Give all of the lines again exactly as they read.

*Provided records:*
********************

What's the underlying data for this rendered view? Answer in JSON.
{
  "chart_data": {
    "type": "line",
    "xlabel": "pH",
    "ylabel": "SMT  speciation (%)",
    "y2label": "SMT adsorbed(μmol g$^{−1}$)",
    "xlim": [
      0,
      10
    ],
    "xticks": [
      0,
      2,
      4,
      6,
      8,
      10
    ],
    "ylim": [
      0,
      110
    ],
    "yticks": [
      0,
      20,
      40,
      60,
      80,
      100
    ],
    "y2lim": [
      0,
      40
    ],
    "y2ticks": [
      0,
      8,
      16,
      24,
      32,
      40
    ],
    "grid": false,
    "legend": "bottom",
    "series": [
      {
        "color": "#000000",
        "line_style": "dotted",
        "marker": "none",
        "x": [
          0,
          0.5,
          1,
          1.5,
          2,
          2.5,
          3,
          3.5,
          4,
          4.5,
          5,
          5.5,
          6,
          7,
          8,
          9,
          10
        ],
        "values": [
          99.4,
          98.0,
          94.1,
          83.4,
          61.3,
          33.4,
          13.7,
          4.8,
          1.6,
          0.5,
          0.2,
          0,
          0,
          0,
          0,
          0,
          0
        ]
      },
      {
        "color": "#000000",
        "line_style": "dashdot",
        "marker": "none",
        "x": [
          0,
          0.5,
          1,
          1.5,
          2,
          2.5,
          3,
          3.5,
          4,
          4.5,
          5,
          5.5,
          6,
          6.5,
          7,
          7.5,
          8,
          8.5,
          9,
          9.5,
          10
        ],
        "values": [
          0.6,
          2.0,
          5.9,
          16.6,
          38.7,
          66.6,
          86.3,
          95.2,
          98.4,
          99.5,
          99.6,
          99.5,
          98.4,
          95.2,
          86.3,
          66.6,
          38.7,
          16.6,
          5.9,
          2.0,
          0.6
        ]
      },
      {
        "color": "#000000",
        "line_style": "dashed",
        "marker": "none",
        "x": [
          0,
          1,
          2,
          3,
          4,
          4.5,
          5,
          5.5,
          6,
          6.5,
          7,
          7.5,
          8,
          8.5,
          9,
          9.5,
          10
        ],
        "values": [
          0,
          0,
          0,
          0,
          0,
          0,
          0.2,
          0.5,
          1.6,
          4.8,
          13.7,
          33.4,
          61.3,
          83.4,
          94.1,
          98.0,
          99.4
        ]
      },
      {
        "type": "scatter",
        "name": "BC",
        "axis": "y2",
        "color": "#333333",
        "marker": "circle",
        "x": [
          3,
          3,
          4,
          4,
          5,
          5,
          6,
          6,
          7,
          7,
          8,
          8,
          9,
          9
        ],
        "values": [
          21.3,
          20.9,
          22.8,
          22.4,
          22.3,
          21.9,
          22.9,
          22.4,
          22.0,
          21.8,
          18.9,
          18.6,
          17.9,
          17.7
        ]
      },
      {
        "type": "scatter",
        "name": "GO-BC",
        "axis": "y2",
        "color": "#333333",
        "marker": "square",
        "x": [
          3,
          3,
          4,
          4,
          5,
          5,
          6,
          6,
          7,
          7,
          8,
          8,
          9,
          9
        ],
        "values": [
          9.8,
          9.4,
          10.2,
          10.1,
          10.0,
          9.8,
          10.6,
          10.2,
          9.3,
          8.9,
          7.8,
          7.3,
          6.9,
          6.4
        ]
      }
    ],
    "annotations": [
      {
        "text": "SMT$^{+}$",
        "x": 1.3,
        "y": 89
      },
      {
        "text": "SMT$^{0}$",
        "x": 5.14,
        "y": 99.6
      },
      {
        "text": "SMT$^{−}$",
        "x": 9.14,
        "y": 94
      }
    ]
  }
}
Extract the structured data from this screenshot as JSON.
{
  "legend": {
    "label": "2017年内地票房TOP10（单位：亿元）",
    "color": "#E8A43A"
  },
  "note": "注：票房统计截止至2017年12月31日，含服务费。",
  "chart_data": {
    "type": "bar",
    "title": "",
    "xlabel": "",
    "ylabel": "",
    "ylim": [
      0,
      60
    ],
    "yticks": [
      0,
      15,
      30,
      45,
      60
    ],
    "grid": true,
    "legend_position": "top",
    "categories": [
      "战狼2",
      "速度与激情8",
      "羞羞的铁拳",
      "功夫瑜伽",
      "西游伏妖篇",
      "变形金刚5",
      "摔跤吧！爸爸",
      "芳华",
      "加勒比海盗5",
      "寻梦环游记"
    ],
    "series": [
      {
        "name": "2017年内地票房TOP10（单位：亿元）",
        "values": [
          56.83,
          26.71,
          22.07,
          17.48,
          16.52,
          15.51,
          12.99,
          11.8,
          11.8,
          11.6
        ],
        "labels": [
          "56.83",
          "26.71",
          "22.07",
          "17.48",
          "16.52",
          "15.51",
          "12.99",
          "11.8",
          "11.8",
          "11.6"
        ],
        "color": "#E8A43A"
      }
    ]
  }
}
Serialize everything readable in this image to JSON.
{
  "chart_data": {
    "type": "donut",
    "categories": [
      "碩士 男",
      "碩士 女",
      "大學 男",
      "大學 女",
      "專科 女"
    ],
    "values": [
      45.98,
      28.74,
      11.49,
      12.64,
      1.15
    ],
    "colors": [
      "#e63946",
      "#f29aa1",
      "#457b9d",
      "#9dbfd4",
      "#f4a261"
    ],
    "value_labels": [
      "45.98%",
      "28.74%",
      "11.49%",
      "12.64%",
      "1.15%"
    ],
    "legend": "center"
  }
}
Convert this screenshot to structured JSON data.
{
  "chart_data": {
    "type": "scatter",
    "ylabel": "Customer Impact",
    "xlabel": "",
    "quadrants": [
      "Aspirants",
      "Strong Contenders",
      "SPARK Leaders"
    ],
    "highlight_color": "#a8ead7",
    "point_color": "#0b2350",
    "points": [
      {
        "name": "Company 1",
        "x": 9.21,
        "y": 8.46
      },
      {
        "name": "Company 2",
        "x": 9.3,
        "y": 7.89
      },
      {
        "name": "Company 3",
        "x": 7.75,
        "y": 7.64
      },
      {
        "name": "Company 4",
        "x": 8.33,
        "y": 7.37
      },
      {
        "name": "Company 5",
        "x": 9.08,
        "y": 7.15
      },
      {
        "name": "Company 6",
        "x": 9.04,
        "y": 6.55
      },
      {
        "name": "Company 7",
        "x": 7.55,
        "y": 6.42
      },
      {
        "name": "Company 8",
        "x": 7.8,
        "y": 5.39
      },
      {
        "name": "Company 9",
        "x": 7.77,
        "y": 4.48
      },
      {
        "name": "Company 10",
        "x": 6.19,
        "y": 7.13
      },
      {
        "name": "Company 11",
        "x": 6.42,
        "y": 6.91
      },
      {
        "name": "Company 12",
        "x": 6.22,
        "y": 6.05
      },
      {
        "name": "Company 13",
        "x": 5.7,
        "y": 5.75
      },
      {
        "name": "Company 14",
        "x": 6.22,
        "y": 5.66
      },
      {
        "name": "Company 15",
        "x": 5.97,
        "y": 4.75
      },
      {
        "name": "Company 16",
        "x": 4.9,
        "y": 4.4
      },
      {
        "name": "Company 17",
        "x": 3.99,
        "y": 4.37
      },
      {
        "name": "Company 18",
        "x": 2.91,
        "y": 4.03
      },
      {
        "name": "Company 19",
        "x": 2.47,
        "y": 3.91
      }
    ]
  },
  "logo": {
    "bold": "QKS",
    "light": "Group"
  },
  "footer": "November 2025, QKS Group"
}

********************

*Response to the task:*
What's the underlying data for this rendered view? Answer in JSON.
{
  "chart_data": {
    "type": "line",
    "xlabel": "pH",
    "ylabel": "SMT  speciation (%)",
    "y2label": "SMT adsorbed(μmol g$^{−1}$)",
    "xlim": [
      0,
      10
    ],
    "xticks": [
      0,
      2,
      4,
      6,
      8,
      10
    ],
    "ylim": [
      0,
      110
    ],
    "yticks": [
      0,
      20,
      40,
      60,
      80,
      100
    ],
    "y2lim": [
      0,
      40
    ],
    "y2ticks": [
      0,
      8,
      16,
      24,
      32,
      40
    ],
    "grid": false,
    "legend": "bottom",
    "series": [
      {
        "color": "#000000",
        "line_style": "dotted",
        "marker": "none",
        "x": [
          0,
          0.5,
          1,
          1.5,
          2,
          2.5,
          3,
          3.5,
          4,
          4.5,
          5,
          5.5,
          6,
          7,
          8,
          9,
          10
        ],
        "values": [
          99.4,
          98.0,
          94.1,
          83.4,
          61.3,
          33.4,
          13.7,
          4.8,
          1.6,
          0.5,
          0.2,
          0,
          0,
          0,
          0,
          0,
          0
        ]
      },
      {
        "color": "#000000",
        "line_style": "dashdot",
        "marker": "none",
        "x": [
          0,
          0.5,
          1,
          1.5,
          2,
          2.5,
          3,
          3.5,
          4,
          4.5,
          5,
          5.5,
          6,
          6.5,
          7,
          7.5,
          8,
          8.5,
          9,
          9.5,
          10
        ],
        "values": [
          0.6,
          2.0,
          5.9,
          16.6,
          38.7,
          66.6,
          86.3,
          95.2,
          98.4,
          99.5,
          99.6,
          99.5,
          98.4,
          95.2,
          86.3,
          66.6,
          38.7,
          16.6,
          5.9,
          2.0,
          0.6
        ]
      },
      {
        "color": "#000000",
        "line_style": "dashed",
        "marker": "none",
        "x": [
          0,
          1,
          2,
          3,
          4,
          4.5,
          5,
          5.5,
          6,
          6.5,
          7,
          7.5,
          8,
          8.5,
          9,
          9.5,
          10
        ],
        "values": [
          0,
          0,
          0,
          0,
          0,
          0,
          0.2,
          0.5,
          1.6,
          4.8,
          13.7,
          33.4,
          61.3,
          83.4,
          94.1,
          98.0,
          99.4
        ]
      },
      {
        "type": "scatter",
        "name": "BC",
        "axis": "y2",
        "color": "#333333",
        "marker": "circle",
        "x": [
          3,
          3,
          4,
          4,
          5,
          5,
          6,
          6,
          7,
          7,
          8,
          8,
          9,
          9
        ],
        "values": [
          21.3,
          20.9,
          22.8,
          22.4,
          22.3,
          21.9,
          22.9,
          22.4,
          22.0,
          21.8,
          18.9,
          18.6,
          17.9,
          17.7
        ]
      },
      {
        "type": "scatter",
        "name": "GO-BC",
        "axis": "y2",
        "color": "#333333",
        "marker": "square",
        "x": [
          3,
          3,
          4,
          4,
          5,
          5,
          6,
          6,
          7,
          7,
          8,
          8,
          9,
          9
        ],
        "values": [
          9.8,
          9.4,
          10.2,
          10.1,
          10.0,
          9.8,
          10.6,
          10.2,
          9.3,
          8.9,
          7.8,
          7.3,
          6.9,
          6.4
        ]
      }
    ],
    "annotations": [
      {
        "text": "SMT$^{+}$",
        "x": 1.3,
        "y": 89
      },
      {
        "text": "SMT$^{0}$",
        "x": 5.14,
        "y": 99.6
      },
      {
        "text": "SMT$^{−}$",
        "x": 9.14,
        "y": 94
      }
    ]
  }
}
Extract the structured data from this screenshot as JSON.
{
  "legend": {
    "label": "2017年内地票房TOP10（单位：亿元）",
    "color": "#E8A43A"
  },
  "note": "注：票房统计截止至2017年12月31日，含服务费。",
  "chart_data": {
    "type": "bar",
    "title": "",
    "xlabel": "",
    "ylabel": "",
    "ylim": [
      0,
      60
    ],
    "yticks": [
      0,
      15,
      30,
      45,
      60
    ],
    "grid": true,
    "legend_position": "top",
    "categories": [
      "战狼2",
      "速度与激情8",
      "羞羞的铁拳",
      "功夫瑜伽",
      "西游伏妖篇",
      "变形金刚5",
      "摔跤吧！爸爸",
      "芳华",
      "加勒比海盗5",
      "寻梦环游记"
    ],
    "series": [
      {
        "name": "2017年内地票房TOP10（单位：亿元）",
        "values": [
          56.83,
          26.71,
          22.07,
          17.48,
          16.52,
          15.51,
          12.99,
          11.8,
          11.8,
          11.6
        ],
        "labels": [
          "56.83",
          "26.71",
          "22.07",
          "17.48",
          "16.52",
          "15.51",
          "12.99",
          "11.8",
          "11.8",
          "11.6"
        ],
        "color": "#E8A43A"
      }
    ]
  }
}
Serialize everything readable in this image to JSON.
{
  "chart_data": {
    "type": "donut",
    "categories": [
      "碩士 男",
      "碩士 女",
      "大學 男",
      "大學 女",
      "專科 女"
    ],
    "values": [
      45.98,
      28.74,
      11.49,
      12.64,
      1.15
    ],
    "colors": [
      "#e63946",
      "#f29aa1",
      "#457b9d",
      "#9dbfd4",
      "#f4a261"
    ],
    "value_labels": [
      "45.98%",
      "28.74%",
      "11.49%",
      "12.64%",
      "1.15%"
    ],
    "legend": "center"
  }
}
Convert this screenshot to structured JSON data.
{
  "chart_data": {
    "type": "scatter",
    "ylabel": "Customer Impact",
    "xlabel": "",
    "quadrants": [
      "Aspirants",
      "Strong Contenders",
      "SPARK Leaders"
    ],
    "highlight_color": "#a8ead7",
    "point_color": "#0b2350",
    "points": [
      {
        "name": "Company 1",
        "x": 9.21,
        "y": 8.46
      },
      {
        "name": "Company 2",
        "x": 9.3,
        "y": 7.89
      },
      {
        "name": "Company 3",
        "x": 7.75,
        "y": 7.64
      },
      {
        "name": "Company 4",
        "x": 8.33,
        "y": 7.37
      },
      {
        "name": "Company 5",
        "x": 9.08,
        "y": 7.15
      },
      {
        "name": "Company 6",
        "x": 9.04,
        "y": 6.55
      },
      {
        "name": "Company 7",
        "x": 7.55,
        "y": 6.42
      },
      {
        "name": "Company 8",
        "x": 7.8,
        "y": 5.39
      },
      {
        "name": "Company 9",
        "x": 7.77,
        "y": 4.48
      },
      {
        "name": "Company 10",
        "x": 6.19,
        "y": 7.13
      },
      {
        "name": "Company 11",
        "x": 6.42,
        "y": 6.91
      },
      {
        "name": "Company 12",
        "x": 6.22,
        "y": 6.05
      },
      {
        "name": "Company 13",
        "x": 5.7,
        "y": 5.75
      },
      {
        "name": "Company 14",
        "x": 6.22,
        "y": 5.66
      },
      {
        "name": "Company 15",
        "x": 5.97,
        "y": 4.75
      },
      {
        "name": "Company 16",
        "x": 4.9,
        "y": 4.4
      },
      {
        "name": "Company 17",
        "x": 3.99,
        "y": 4.37
      },
      {
        "name": "Company 18",
        "x": 2.91,
        "y": 4.03
      },
      {
        "name": "Company 19",
        "x": 2.47,
        "y": 3.91
      }
    ]
  },
  "logo": {
    "bold": "QKS",
    "light": "Group"
  },
  "footer": "November 2025, QKS Group"
}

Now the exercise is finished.